Transcribe the material word for word, but without the images.

[Dataset entries]
######

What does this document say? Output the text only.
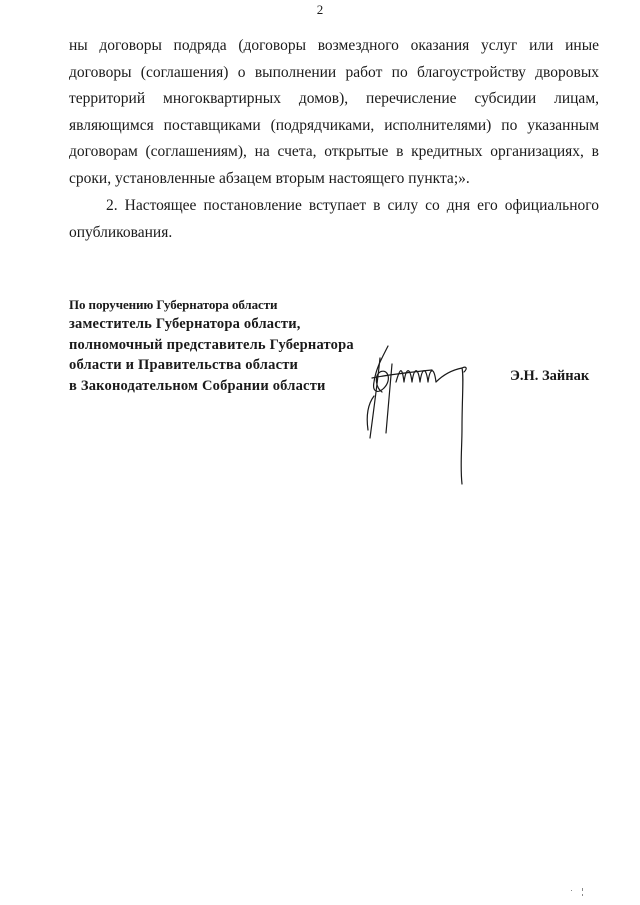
2

ны договоры подряда (договоры возмездного оказания услуг или иные договоры (соглашения) о выполнении работ по благоустройству дворовых территорий многоквартирных домов), перечисление субсидии лицам, являющимся поставщиками (подрядчиками, исполнителями) по указанным договорам (соглашениям), на счета, открытые в кредитных организациях, в сроки, установленные абзацем вторым настоящего пункта;».

2. Настоящее постановление вступает в силу со дня его официального опубликования.

По поручению Губернатора области
заместитель Губернатора области,
полномочный представитель Губернатора
области и Правительства области
в Законодательном Собрании области
Э.Н. Зайнак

######

- **RESULT OF THIS TASK**:
What does this document say? Output the text only.
2

ны договоры подряда (договоры возмездного оказания услуг или иные договоры (соглашения) о выполнении работ по благоустройству дворовых территорий многоквартирных домов), перечисление субсидии лицам, являющимся поставщиками (подрядчиками, исполнителями) по указанным договорам (соглашениям), на счета, открытые в кредитных организациях, в сроки, установленные абзацем вторым настоящего пункта;».

2. Настоящее постановление вступает в силу со дня его официального опубликования.

По поручению Губернатора области
заместитель Губернатора области,
полномочный представитель Губернатора
области и Правительства области
в Законодательном Собрании области
Э.Н. Зайнак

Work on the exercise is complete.